*Requirement:*
Exact copy, pictures excluded: please retype every record below.

____________________

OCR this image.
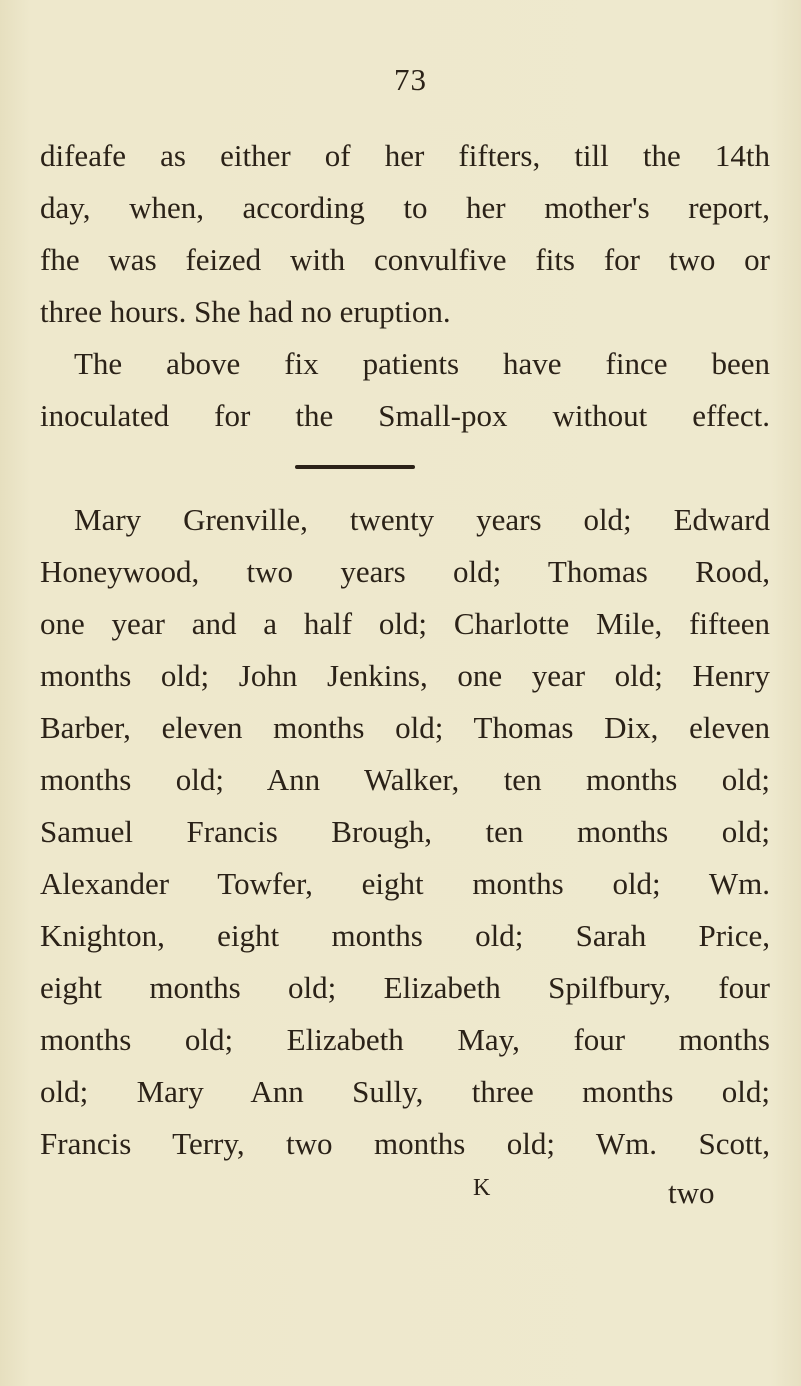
73
difeafe as either of her fifters, till the 14th
day, when, according to her mother's report,
fhe was feized with convulfive fits for two or
three hours. She had no eruption.
The above fix patients have fince been
inoculated for the Small-pox without effect.
Mary Grenville, twenty years old; Edward
Honeywood, two years old; Thomas Rood,
one year and a half old; Charlotte Mile, fifteen
months old; John Jenkins, one year old; Henry
Barber, eleven months old; Thomas Dix, eleven
months old; Ann Walker, ten months old;
Samuel Francis Brough, ten months old;
Alexander Towfer, eight months old; Wm.
Knighton, eight months old; Sarah Price,
eight months old; Elizabeth Spilfbury, four
months old; Elizabeth May, four months
old; Mary Ann Sully, three months old;
Francis Terry, two months old; Wm. Scott,
K	two
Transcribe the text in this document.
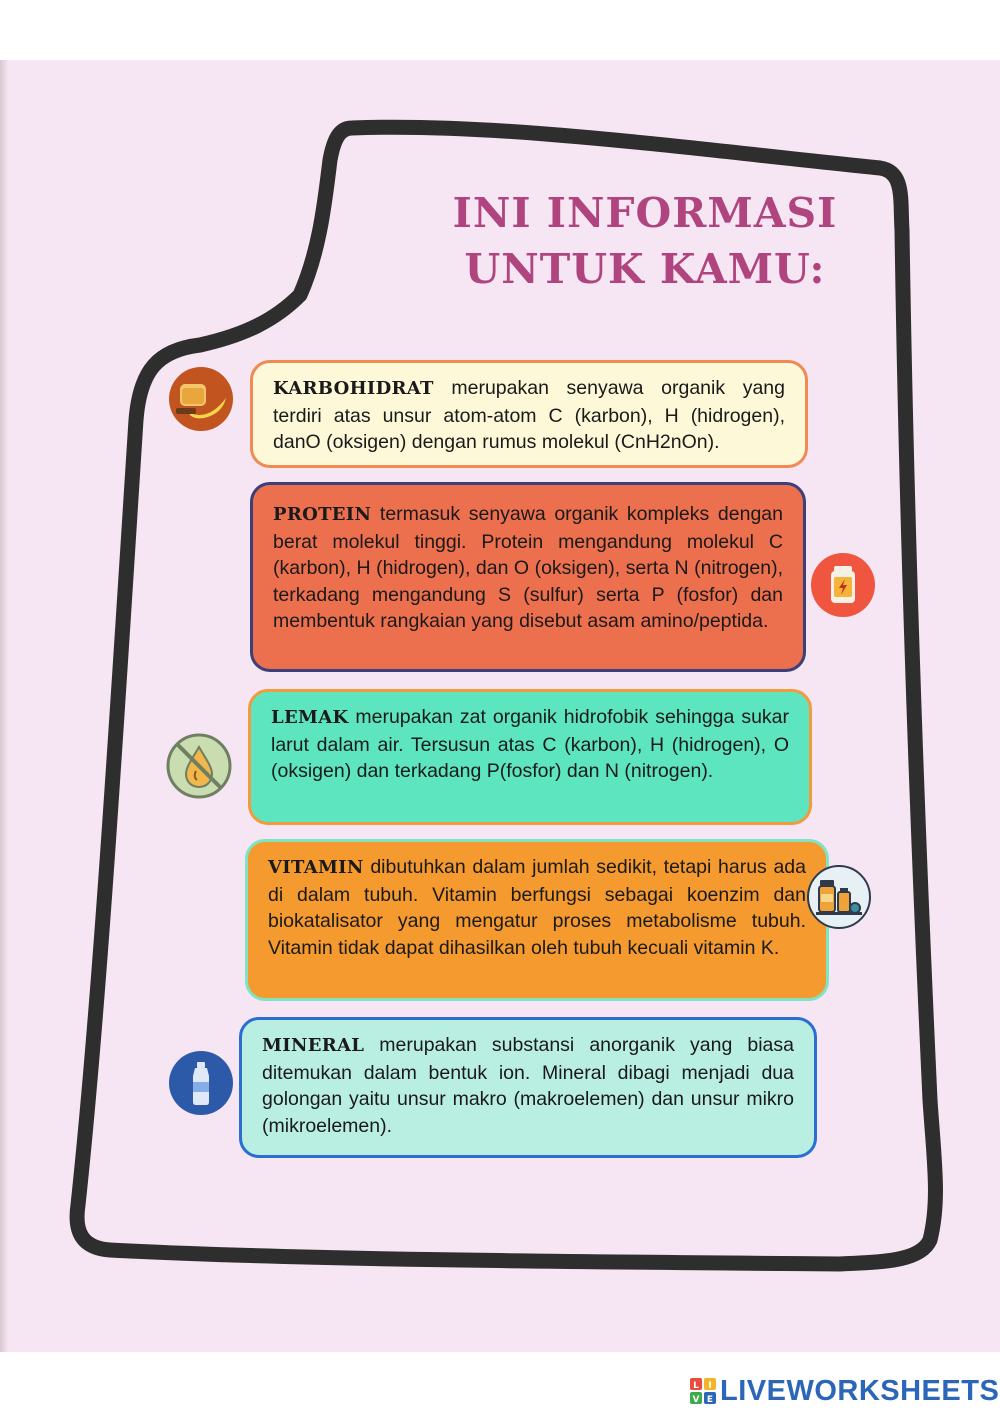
INI INFORMASI
UNTUK KAMU:
KARBOHIDRAT merupakan senyawa organik yang terdiri atas unsur atom-atom C (karbon), H (hidrogen), danO (oksigen) dengan rumus molekul (CnH2nOn).
PROTEIN termasuk senyawa organik kompleks dengan berat molekul tinggi. Protein mengandung molekul C (karbon), H (hidrogen), dan O (oksigen), serta N (nitrogen), terkadang mengandung S (sulfur) serta P (fosfor) dan membentuk rangkaian yang disebut asam amino/peptida.
LEMAK merupakan zat organik hidrofobik sehingga sukar larut dalam air. Tersusun atas C (karbon), H (hidrogen), O (oksigen) dan terkadang P(fosfor) dan N (nitrogen).
VITAMIN dibutuhkan dalam jumlah sedikit, tetapi harus ada di dalam tubuh. Vitamin berfungsi sebagai koenzim dan biokatalisator yang mengatur proses metabolisme tubuh. Vitamin tidak dapat dihasilkan oleh tubuh kecuali vitamin K.
MINERAL merupakan substansi anorganik yang biasa ditemukan dalam bentuk ion. Mineral dibagi menjadi dua golongan yaitu unsur makro (makroelemen) dan unsur mikro (mikroelemen).
L I
V E LIVEWORKSHEETS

____________________

*Answer for this exercise:*
OCR this image.
73
difeafe as either of her fifters, till the 14th
day, when, according to her mother's report,
fhe was feized with convulfive fits for two or
three hours. She had no eruption.
The above fix patients have fince been
inoculated for the Small-pox without effect.
Mary Grenville, twenty years old; Edward
Honeywood, two years old; Thomas Rood,
one year and a half old; Charlotte Mile, fifteen
months old; John Jenkins, one year old; Henry
Barber, eleven months old; Thomas Dix, eleven
months old; Ann Walker, ten months old;
Samuel Francis Brough, ten months old;
Alexander Towfer, eight months old; Wm.
Knighton, eight months old; Sarah Price,
eight months old; Elizabeth Spilfbury, four
months old; Elizabeth May, four months
old; Mary Ann Sully, three months old;
Francis Terry, two months old; Wm. Scott,
K	two
Transcribe the text in this document.
INI INFORMASI
UNTUK KAMU:
KARBOHIDRAT merupakan senyawa organik yang terdiri atas unsur atom-atom C (karbon), H (hidrogen), danO (oksigen) dengan rumus molekul (CnH2nOn).
PROTEIN termasuk senyawa organik kompleks dengan berat molekul tinggi. Protein mengandung molekul C (karbon), H (hidrogen), dan O (oksigen), serta N (nitrogen), terkadang mengandung S (sulfur) serta P (fosfor) dan membentuk rangkaian yang disebut asam amino/peptida.
LEMAK merupakan zat organik hidrofobik sehingga sukar larut dalam air. Tersusun atas C (karbon), H (hidrogen), O (oksigen) dan terkadang P(fosfor) dan N (nitrogen).
VITAMIN dibutuhkan dalam jumlah sedikit, tetapi harus ada di dalam tubuh. Vitamin berfungsi sebagai koenzim dan biokatalisator yang mengatur proses metabolisme tubuh. Vitamin tidak dapat dihasilkan oleh tubuh kecuali vitamin K.
MINERAL merupakan substansi anorganik yang biasa ditemukan dalam bentuk ion. Mineral dibagi menjadi dua golongan yaitu unsur makro (makroelemen) dan unsur mikro (mikroelemen).
L I
V E LIVEWORKSHEETS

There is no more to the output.